Exercise prompt —
Omit all pictures. Copy the rest of the material exactly.

Collection entries:
────────────────
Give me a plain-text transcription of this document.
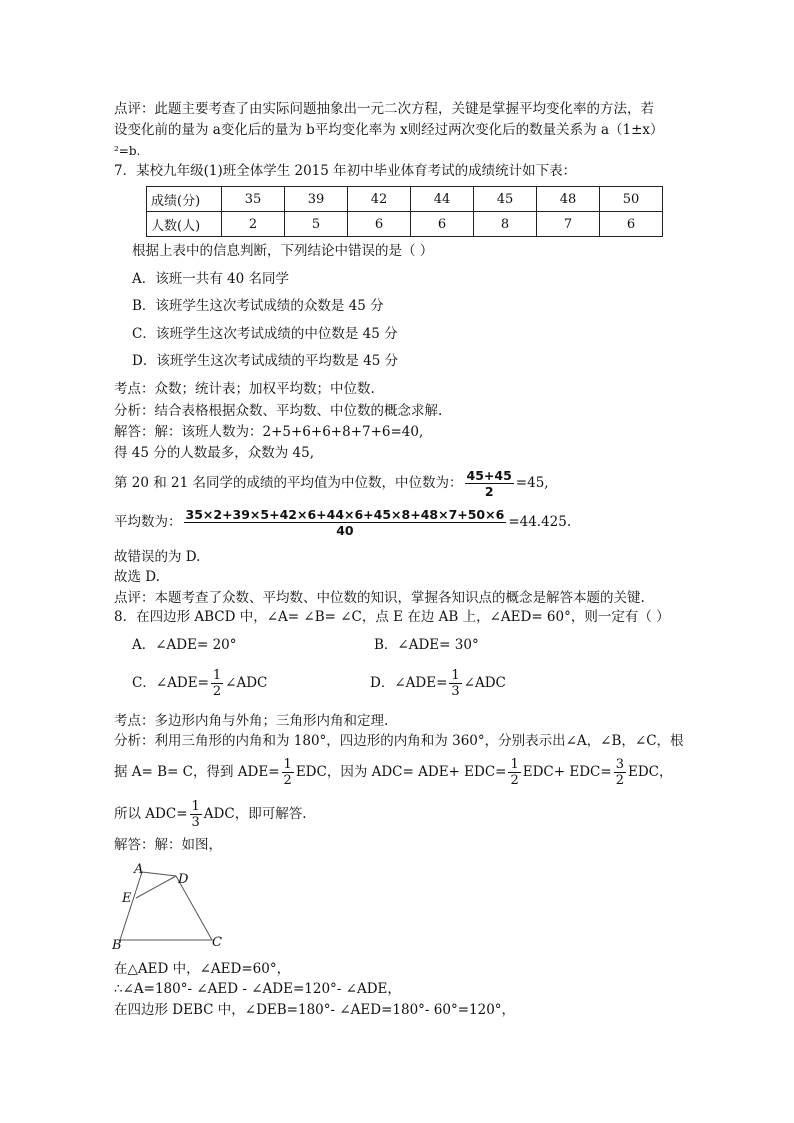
点评：此题主要考查了由实际问题抽象出一元二次方程，关键是掌握平均变化率的方法，若
设变化前的量为 a变化后的量为 b平均变化率为 x则经过两次变化后的数量关系为 a（1±x）
²=b.
7．某校九年级(1)班全体学生 2015 年初中毕业体育考试的成绩统计如下表：
成绩(分)	35	39	42	44	45	48	50
人数(人)	2	5	6	6	8	7	6
根据上表中的信息判断，下列结论中错误的是（ ）
A．该班一共有 40 名同学
B．该班学生这次考试成绩的众数是 45 分
C．该班学生这次考试成绩的中位数是 45 分
D．该班学生这次考试成绩的平均数是 45 分
考点：众数；统计表；加权平均数；中位数.
分析：结合表格根据众数、平均数、中位数的概念求解.
解答：解：该班人数为：2+5+6+6+8+7+6=40,
得 45 分的人数最多，众数为 45,
第 20 和 21 名同学的成绩的平均值为中位数，中位数为： $\frac{45+45}{2} =45$,
平均数为： $\frac{35\times 2+39\times 5+42\times 6+44\times 6+45\times 8+48\times 7+50\times 6}{40} =44.425$.
故错误的为 D.
故选 D.
点评：本题考查了众数、平均数、中位数的知识，掌握各知识点的概念是解答本题的关键.
8．在四边形 ABCD 中，∠A= ∠B= ∠C，点 E 在边 AB 上，∠AED= 60°，则一定有（ ）
A．∠ADE= 20°	B．∠ADE= 30°
C．∠ADE= $\frac{1}{2}$ ∠ADC	D．∠ADE= $\frac{1}{3}$ ∠ADC
考点：多边形内角与外角；三角形内角和定理.
分析：利用三角形的内角和为 180°，四边形的内角和为 360°，分别表示出∠A，∠B，∠C，根
据 A= B= C，得到 $ADE= \frac{1}{2}$ EDC，因为 $ADC= ADE+ EDC= \frac{1}{2} EDC+ EDC= \frac{3}{2}$ EDC，
所以 $ADC= \frac{1}{3}$ ADC，即可解答.
解答：解：如图，
A
D
E
B	C
在△AED 中，∠AED=60°，
∴∠A=180°- ∠AED - ∠ADE=120°- ∠ADE，
在四边形 DEBC 中，∠DEB=180°- ∠AED=180°- 60°=120°，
────────────────
Solution to this problem —
Give me a plain-text transcription of this document.
点评：此题主要考查了由实际问题抽象出一元二次方程，关键是掌握平均变化率的方法，若
设变化前的量为 a变化后的量为 b平均变化率为 x则经过两次变化后的数量关系为 a（1±x）
²=b.
7．某校九年级(1)班全体学生 2015 年初中毕业体育考试的成绩统计如下表：
成绩(分)	35	39	42	44	45	48	50
人数(人)	2	5	6	6	8	7	6
根据上表中的信息判断，下列结论中错误的是（ ）
A．该班一共有 40 名同学
B．该班学生这次考试成绩的众数是 45 分
C．该班学生这次考试成绩的中位数是 45 分
D．该班学生这次考试成绩的平均数是 45 分
考点：众数；统计表；加权平均数；中位数.
分析：结合表格根据众数、平均数、中位数的概念求解.
解答：解：该班人数为：2+5+6+6+8+7+6=40,
得 45 分的人数最多，众数为 45,
第 20 和 21 名同学的成绩的平均值为中位数，中位数为： $\frac{45+45}{2} =45$,
平均数为： $\frac{35\times 2+39\times 5+42\times 6+44\times 6+45\times 8+48\times 7+50\times 6}{40} =44.425$.
故错误的为 D.
故选 D.
点评：本题考查了众数、平均数、中位数的知识，掌握各知识点的概念是解答本题的关键.
8．在四边形 ABCD 中，∠A= ∠B= ∠C，点 E 在边 AB 上，∠AED= 60°，则一定有（ ）
A．∠ADE= 20°	B．∠ADE= 30°
C．∠ADE= $\frac{1}{2}$ ∠ADC	D．∠ADE= $\frac{1}{3}$ ∠ADC
考点：多边形内角与外角；三角形内角和定理.
分析：利用三角形的内角和为 180°，四边形的内角和为 360°，分别表示出∠A，∠B，∠C，根
据 A= B= C，得到 $ADE= \frac{1}{2}$ EDC，因为 $ADC= ADE+ EDC= \frac{1}{2} EDC+ EDC= \frac{3}{2}$ EDC，
所以 $ADC= \frac{1}{3}$ ADC，即可解答.
解答：解：如图，
A
D
E
B	C
在△AED 中，∠AED=60°，
∴∠A=180°- ∠AED - ∠ADE=120°- ∠ADE，
在四边形 DEBC 中，∠DEB=180°- ∠AED=180°- 60°=120°，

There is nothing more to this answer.